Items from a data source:
'''
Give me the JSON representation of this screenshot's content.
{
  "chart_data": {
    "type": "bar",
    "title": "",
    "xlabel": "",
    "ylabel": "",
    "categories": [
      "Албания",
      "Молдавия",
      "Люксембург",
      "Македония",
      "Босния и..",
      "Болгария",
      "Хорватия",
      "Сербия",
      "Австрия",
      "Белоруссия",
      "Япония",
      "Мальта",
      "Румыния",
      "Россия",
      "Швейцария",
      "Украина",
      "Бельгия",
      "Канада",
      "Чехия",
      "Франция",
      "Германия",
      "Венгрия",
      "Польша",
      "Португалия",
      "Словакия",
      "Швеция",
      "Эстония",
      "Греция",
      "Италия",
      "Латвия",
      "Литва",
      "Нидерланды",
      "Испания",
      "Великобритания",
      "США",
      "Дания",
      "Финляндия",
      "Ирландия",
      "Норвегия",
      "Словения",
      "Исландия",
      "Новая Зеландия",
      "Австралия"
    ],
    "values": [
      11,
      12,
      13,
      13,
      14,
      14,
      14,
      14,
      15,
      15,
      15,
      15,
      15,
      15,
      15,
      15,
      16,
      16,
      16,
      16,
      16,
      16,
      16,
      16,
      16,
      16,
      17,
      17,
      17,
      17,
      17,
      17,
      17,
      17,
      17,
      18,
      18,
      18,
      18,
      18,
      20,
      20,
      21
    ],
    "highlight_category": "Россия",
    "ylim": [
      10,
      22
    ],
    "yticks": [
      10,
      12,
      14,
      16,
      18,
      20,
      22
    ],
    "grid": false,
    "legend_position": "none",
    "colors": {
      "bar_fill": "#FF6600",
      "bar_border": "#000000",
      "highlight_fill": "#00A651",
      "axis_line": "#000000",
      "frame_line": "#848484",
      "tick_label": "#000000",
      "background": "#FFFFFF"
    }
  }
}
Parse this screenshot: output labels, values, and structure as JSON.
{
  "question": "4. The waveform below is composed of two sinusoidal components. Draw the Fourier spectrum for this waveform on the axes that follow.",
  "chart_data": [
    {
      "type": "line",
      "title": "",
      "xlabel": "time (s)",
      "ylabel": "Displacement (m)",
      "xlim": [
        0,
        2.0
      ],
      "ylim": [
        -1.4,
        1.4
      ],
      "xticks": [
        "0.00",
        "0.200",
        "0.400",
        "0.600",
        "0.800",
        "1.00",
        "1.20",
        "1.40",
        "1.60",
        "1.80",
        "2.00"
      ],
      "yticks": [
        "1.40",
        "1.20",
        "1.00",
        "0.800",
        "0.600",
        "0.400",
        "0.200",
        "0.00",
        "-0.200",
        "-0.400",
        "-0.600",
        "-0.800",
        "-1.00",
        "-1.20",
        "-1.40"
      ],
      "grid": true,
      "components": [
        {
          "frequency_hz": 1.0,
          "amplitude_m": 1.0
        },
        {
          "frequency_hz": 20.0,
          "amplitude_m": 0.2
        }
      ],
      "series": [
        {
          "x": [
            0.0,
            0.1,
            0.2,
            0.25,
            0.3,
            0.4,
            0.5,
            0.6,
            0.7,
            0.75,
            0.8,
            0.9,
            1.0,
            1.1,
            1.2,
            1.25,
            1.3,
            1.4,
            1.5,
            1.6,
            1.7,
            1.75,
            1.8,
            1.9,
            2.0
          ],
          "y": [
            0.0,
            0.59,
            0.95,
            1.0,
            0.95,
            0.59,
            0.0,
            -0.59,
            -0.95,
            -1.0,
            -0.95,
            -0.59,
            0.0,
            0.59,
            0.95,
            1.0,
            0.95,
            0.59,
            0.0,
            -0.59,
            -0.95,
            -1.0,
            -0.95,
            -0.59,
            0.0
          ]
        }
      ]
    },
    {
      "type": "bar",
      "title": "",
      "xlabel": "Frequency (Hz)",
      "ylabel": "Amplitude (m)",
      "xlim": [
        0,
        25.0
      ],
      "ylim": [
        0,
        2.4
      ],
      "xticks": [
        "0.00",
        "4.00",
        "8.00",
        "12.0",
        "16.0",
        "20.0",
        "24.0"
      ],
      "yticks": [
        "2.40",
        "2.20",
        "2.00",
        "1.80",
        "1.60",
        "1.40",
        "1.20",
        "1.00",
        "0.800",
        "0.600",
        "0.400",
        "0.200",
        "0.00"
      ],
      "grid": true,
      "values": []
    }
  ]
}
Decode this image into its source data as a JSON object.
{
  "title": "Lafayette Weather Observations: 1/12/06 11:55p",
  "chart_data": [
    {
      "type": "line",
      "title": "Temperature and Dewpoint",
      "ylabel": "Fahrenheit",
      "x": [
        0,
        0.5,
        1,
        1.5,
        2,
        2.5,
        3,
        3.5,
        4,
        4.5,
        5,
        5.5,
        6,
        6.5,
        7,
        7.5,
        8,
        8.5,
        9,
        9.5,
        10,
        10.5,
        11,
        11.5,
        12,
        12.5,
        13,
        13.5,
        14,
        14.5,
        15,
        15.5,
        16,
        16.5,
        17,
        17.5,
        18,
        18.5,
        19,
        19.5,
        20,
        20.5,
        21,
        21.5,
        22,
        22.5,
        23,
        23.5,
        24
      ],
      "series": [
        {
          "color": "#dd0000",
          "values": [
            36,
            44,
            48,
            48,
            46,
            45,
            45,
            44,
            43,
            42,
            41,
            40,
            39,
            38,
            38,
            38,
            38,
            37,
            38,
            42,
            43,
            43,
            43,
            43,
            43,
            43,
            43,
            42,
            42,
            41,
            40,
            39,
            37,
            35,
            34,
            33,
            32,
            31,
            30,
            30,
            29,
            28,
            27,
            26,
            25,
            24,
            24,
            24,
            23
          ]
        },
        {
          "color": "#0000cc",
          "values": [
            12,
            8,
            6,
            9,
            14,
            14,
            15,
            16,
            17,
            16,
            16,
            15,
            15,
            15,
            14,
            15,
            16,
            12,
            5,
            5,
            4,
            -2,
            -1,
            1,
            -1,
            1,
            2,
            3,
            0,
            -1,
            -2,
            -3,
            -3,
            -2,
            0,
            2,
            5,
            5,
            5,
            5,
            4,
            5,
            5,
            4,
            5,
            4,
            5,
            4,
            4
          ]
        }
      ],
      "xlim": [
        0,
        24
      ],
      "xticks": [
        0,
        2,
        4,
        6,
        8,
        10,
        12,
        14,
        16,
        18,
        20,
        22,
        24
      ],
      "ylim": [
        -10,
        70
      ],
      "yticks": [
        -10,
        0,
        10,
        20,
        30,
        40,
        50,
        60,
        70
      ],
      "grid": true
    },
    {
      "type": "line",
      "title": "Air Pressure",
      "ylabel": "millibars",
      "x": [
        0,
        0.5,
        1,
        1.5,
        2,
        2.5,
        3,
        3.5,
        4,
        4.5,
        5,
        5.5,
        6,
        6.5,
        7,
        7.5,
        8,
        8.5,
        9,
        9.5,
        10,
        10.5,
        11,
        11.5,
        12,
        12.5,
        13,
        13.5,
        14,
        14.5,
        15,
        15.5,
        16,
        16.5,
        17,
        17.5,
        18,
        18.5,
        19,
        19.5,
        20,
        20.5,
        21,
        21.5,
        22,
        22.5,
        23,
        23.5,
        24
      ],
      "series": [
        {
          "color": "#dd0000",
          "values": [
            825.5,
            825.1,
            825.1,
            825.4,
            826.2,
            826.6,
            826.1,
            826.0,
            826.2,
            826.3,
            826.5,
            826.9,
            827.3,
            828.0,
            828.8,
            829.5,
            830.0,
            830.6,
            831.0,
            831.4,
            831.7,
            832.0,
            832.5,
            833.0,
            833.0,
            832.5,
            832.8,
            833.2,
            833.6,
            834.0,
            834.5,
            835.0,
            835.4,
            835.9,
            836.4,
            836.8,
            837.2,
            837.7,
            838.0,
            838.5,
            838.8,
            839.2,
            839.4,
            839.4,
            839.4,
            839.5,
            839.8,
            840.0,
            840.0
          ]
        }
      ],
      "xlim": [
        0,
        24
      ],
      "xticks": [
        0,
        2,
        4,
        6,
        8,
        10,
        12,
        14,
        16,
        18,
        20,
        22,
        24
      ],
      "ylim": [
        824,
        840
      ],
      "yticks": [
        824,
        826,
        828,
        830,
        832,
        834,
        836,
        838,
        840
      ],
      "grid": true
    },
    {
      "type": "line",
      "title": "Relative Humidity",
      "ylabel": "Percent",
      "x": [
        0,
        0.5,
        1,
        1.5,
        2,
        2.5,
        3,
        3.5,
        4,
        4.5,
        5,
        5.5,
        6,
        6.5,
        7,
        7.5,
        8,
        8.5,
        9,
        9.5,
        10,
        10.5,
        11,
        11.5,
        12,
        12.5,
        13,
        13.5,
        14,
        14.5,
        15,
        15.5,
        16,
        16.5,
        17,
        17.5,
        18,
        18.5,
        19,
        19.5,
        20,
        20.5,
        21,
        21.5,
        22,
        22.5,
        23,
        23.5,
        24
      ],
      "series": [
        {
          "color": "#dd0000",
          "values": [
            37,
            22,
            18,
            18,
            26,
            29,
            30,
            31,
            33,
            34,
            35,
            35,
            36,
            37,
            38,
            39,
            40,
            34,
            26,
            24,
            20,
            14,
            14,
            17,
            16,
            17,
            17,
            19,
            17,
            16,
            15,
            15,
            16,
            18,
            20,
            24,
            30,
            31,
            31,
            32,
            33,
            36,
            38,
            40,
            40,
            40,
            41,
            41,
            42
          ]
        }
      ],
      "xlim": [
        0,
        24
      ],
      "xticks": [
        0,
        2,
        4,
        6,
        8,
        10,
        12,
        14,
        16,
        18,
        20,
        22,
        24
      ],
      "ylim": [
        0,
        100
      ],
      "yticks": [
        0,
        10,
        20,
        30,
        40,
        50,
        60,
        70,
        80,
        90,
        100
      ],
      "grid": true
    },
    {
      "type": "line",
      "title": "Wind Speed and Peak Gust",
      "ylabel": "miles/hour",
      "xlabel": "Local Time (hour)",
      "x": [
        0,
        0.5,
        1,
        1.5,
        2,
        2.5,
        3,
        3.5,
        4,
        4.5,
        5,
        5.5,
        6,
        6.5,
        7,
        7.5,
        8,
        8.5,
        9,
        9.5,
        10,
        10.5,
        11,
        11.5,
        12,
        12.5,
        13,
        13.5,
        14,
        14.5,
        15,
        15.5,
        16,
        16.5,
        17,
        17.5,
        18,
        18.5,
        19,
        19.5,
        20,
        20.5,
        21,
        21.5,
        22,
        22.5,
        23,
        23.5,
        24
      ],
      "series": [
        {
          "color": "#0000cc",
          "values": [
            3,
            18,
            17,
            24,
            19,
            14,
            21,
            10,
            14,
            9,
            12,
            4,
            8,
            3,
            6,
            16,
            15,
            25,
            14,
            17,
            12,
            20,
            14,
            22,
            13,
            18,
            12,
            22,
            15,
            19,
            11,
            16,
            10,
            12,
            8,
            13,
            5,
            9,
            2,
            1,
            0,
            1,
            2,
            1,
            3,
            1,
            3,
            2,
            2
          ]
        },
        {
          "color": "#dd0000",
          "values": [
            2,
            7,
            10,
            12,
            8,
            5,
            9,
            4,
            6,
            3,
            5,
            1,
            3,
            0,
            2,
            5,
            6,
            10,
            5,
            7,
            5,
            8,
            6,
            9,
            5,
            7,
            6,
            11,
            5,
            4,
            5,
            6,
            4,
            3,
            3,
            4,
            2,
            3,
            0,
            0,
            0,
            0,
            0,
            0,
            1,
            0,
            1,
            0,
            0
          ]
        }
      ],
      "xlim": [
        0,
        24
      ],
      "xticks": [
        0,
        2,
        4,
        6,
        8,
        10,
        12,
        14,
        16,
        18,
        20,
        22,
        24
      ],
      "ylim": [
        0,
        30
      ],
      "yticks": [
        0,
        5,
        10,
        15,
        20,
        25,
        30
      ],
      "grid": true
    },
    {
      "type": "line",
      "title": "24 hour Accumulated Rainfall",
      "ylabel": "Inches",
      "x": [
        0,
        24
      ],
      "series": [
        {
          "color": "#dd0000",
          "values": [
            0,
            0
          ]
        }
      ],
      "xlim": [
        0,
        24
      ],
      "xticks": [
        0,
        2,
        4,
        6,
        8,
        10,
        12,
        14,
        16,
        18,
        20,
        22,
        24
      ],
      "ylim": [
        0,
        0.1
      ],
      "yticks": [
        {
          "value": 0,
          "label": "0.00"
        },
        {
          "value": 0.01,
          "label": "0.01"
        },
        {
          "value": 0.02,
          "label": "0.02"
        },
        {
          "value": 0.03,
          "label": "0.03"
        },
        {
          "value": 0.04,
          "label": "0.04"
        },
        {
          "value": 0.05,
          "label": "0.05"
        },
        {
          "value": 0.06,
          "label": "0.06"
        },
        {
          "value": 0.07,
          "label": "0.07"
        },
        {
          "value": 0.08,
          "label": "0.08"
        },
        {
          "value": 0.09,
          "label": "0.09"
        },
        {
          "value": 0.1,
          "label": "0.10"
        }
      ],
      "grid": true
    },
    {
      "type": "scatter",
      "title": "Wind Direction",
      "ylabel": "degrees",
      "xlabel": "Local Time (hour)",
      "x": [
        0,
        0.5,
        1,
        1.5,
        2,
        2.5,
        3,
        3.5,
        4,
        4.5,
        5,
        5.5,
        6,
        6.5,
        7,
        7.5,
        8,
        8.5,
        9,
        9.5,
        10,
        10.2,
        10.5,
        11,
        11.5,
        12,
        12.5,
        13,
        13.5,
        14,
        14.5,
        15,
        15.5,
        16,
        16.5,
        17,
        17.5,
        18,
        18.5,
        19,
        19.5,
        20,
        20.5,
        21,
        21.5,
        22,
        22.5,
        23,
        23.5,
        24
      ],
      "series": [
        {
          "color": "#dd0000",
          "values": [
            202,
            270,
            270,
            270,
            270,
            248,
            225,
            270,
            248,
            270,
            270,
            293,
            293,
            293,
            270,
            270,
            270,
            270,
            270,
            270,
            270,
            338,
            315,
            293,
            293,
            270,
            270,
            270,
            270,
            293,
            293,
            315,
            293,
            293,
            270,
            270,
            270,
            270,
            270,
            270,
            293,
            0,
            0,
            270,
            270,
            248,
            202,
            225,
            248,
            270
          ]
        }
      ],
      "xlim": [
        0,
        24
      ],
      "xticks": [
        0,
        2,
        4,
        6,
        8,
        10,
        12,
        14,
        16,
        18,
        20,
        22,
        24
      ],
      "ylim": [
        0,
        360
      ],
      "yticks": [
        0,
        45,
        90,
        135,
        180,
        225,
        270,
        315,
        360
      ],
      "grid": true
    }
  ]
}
'''
STATED EXERCISE =>
Which lines hold the word "hour"? Copy every one of them.

WRITTEN SOLUTION =>
      "ylabel": "miles/hour",
      "xlabel": "Local Time (hour)",
      "title": "24 hour Accumulated Rainfall",
      "xlabel": "Local Time (hour)",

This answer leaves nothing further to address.